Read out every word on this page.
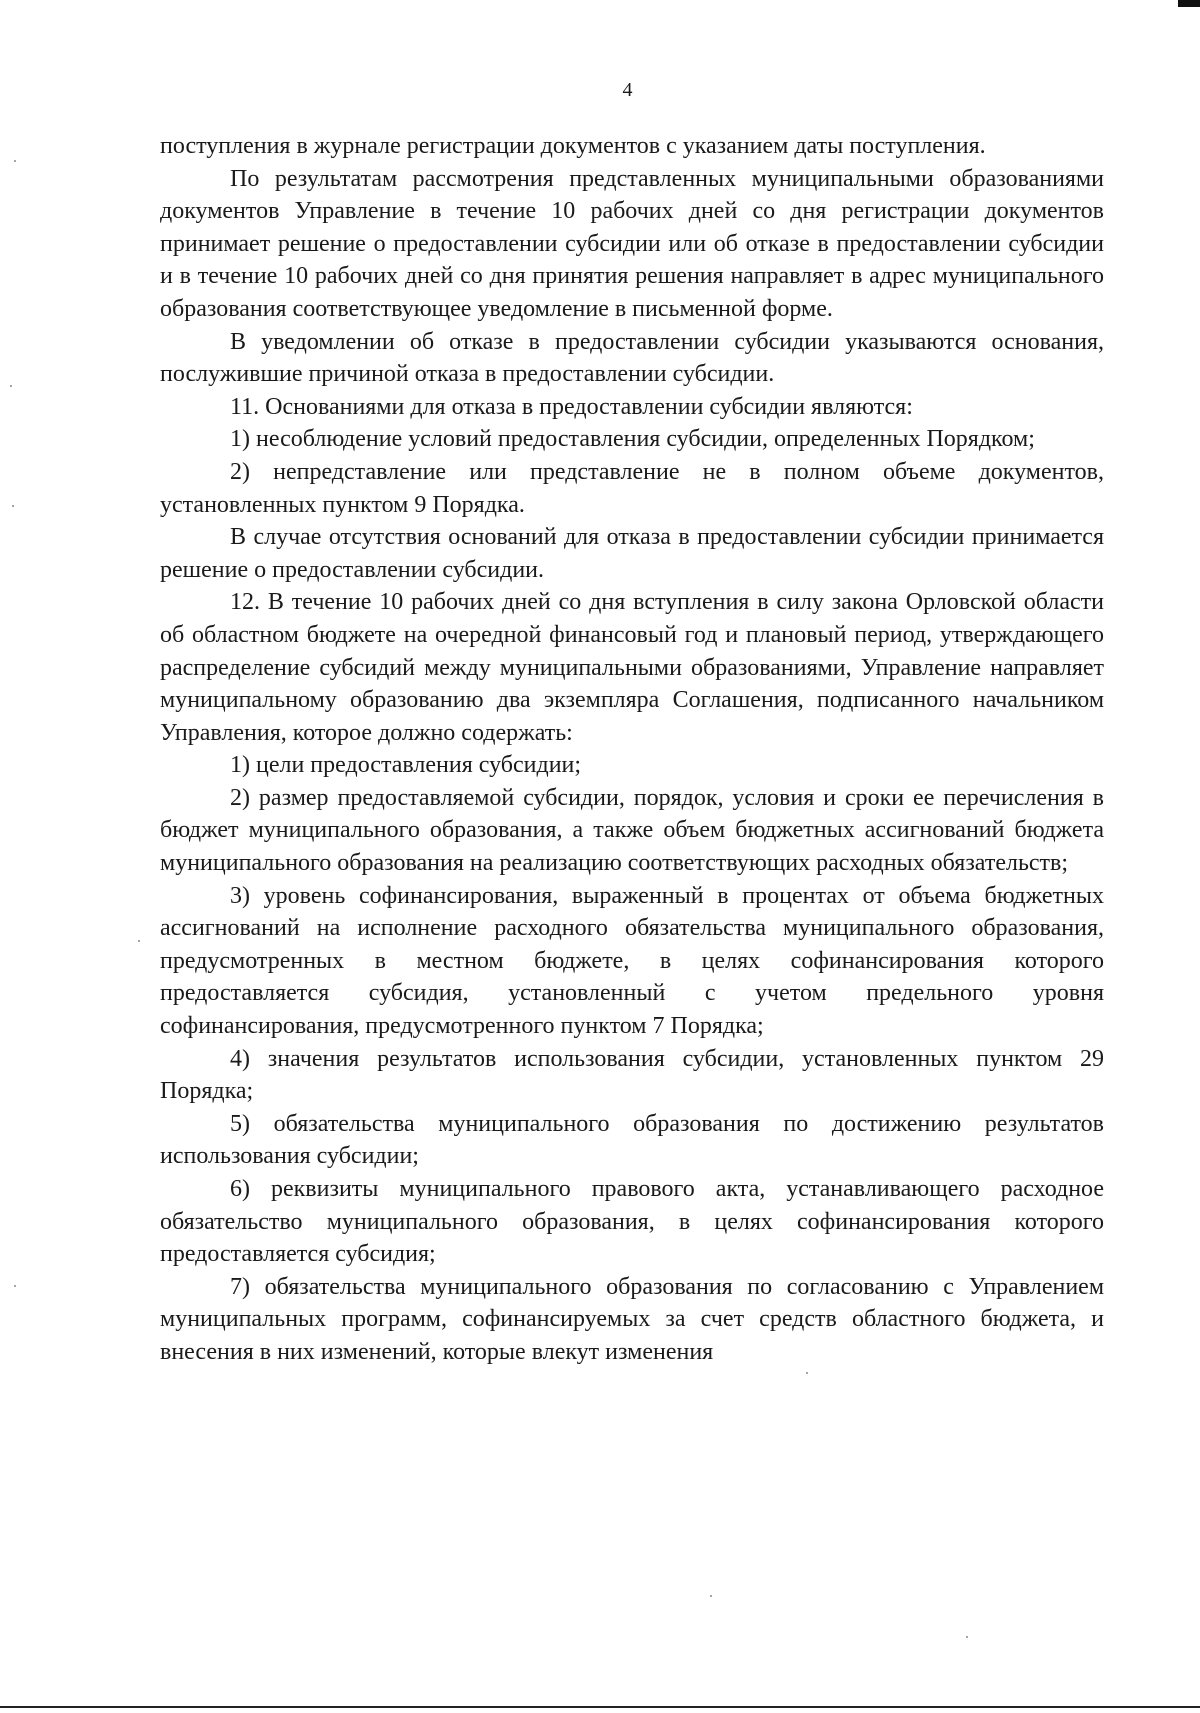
4

поступления в журнале регистрации документов с указанием даты поступления.

По результатам рассмотрения представленных муниципальными образованиями документов Управление в течение 10 рабочих дней со дня регистрации документов принимает решение о предоставлении субсидии или об отказе в предоставлении субсидии и в течение 10 рабочих дней со дня принятия решения направляет в адрес муниципального образования соответствующее уведомление в письменной форме.

В уведомлении об отказе в предоставлении субсидии указываются основания, послужившие причиной отказа в предоставлении субсидии.

11. Основаниями для отказа в предоставлении субсидии являются:

1) несоблюдение условий предоставления субсидии, определенных Порядком;

2) непредставление или представление не в полном объеме документов, установленных пунктом 9 Порядка.

В случае отсутствия оснований для отказа в предоставлении субсидии принимается решение о предоставлении субсидии.

12. В течение 10 рабочих дней со дня вступления в силу закона Орловской области об областном бюджете на очередной финансовый год и плановый период, утверждающего распределение субсидий между муниципальными образованиями, Управление направляет муниципальному образованию два экземпляра Соглашения, подписанного начальником Управления, которое должно содержать:

1) цели предоставления субсидии;

2) размер предоставляемой субсидии, порядок, условия и сроки ее перечисления в бюджет муниципального образования, а также объем бюджетных ассигнований бюджета муниципального образования на реализацию соответствующих расходных обязательств;

3) уровень софинансирования, выраженный в процентах от объема бюджетных ассигнований на исполнение расходного обязательства муниципального образования, предусмотренных в местном бюджете, в целях софинансирования которого предоставляется субсидия, установленный с учетом предельного уровня софинансирования, предусмотренного пунктом 7 Порядка;

4) значения результатов использования субсидии, установленных пунктом 29 Порядка;

5) обязательства муниципального образования по достижению результатов использования субсидии;

6) реквизиты муниципального правового акта, устанавливающего расходное обязательство муниципального образования, в целях софинансирования которого предоставляется субсидия;

7) обязательства муниципального образования по согласованию с Управлением муниципальных программ, софинансируемых за счет средств областного бюджета, и внесения в них изменений, которые влекут изменения
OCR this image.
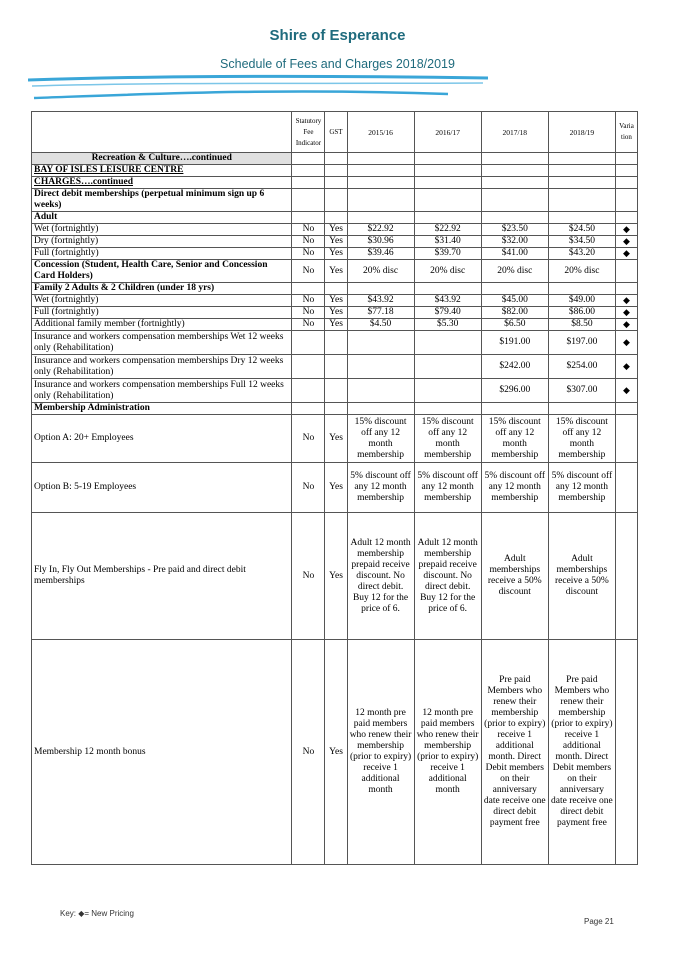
Shire of Esperance
Schedule of Fees and Charges 2018/2019
	Statutory Fee Indicator	GST	2015/16	2016/17	2017/18	2018/19	Varia tion
Recreation & Culture….continued							
BAY OF ISLES LEISURE CENTRE							
CHARGES….continued							
Direct debit memberships (perpetual minimum sign up 6 weeks)							
Adult							
Wet (fortnightly)	No	Yes	$22.92	$22.92	$23.50	$24.50	◆
Dry (fortnightly)	No	Yes	$30.96	$31.40	$32.00	$34.50	◆
Full (fortnightly)	No	Yes	$39.46	$39.70	$41.00	$43.20	◆
Concession (Student, Health Care, Senior and Concession Card Holders)	No	Yes	20% disc	20% disc	20% disc	20% disc	
Family 2 Adults & 2 Children (under 18 yrs)							
Wet (fortnightly)	No	Yes	$43.92	$43.92	$45.00	$49.00	◆
Full (fortnightly)	No	Yes	$77.18	$79.40	$82.00	$86.00	◆
Additional family member (fortnightly)	No	Yes	$4.50	$5.30	$6.50	$8.50	◆
Insurance and workers compensation memberships Wet 12 weeks only (Rehabilitation)					$191.00	$197.00	◆
Insurance and workers compensation memberships Dry 12 weeks only (Rehabilitation)					$242.00	$254.00	◆
Insurance and workers compensation memberships Full 12 weeks only (Rehabilitation)					$296.00	$307.00	◆
Membership Administration							
Option A: 20+ Employees	No	Yes	15% discount off any 12 month membership	15% discount off any 12 month membership	15% discount off any 12 month membership	15% discount off any 12 month membership	
Option B: 5-19 Employees	No	Yes	5% discount off any 12 month membership	5% discount off any 12 month membership	5% discount off any 12 month membership	5% discount off any 12 month membership	
Fly In, Fly Out Memberships - Pre paid and direct debit memberships	No	Yes	Adult 12 month membership prepaid receive discount. No direct debit. Buy 12 for the price of 6.	Adult 12 month membership prepaid receive discount. No direct debit. Buy 12 for the price of 6.	Adult memberships receive a 50% discount	Adult memberships receive a 50% discount	
Membership 12 month bonus	No	Yes	12 month pre paid members who renew their membership (prior to expiry) receive 1 additional month	12 month pre paid members who renew their membership (prior to expiry) receive 1 additional month	Pre paid Members who renew their membership (prior to expiry) receive 1 additional month. Direct Debit members on their anniversary date receive one direct debit payment free	Pre paid Members who renew their membership (prior to expiry) receive 1 additional month. Direct Debit members on their anniversary date receive one direct debit payment free	
Key: ◆= New Pricing
Page 21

+-------+

→ TO DO: In the records, locate each line holding the string "only" and copy it.

→ RESULT OF THIS TASK:
Insurance and workers compensation memberships Wet 12 weeks only (Rehabilitation)					$191.00	$197.00	◆
Insurance and workers compensation memberships Dry 12 weeks only (Rehabilitation)					$242.00	$254.00	◆
Insurance and workers compensation memberships Full 12 weeks only (Rehabilitation)					$296.00	$307.00	◆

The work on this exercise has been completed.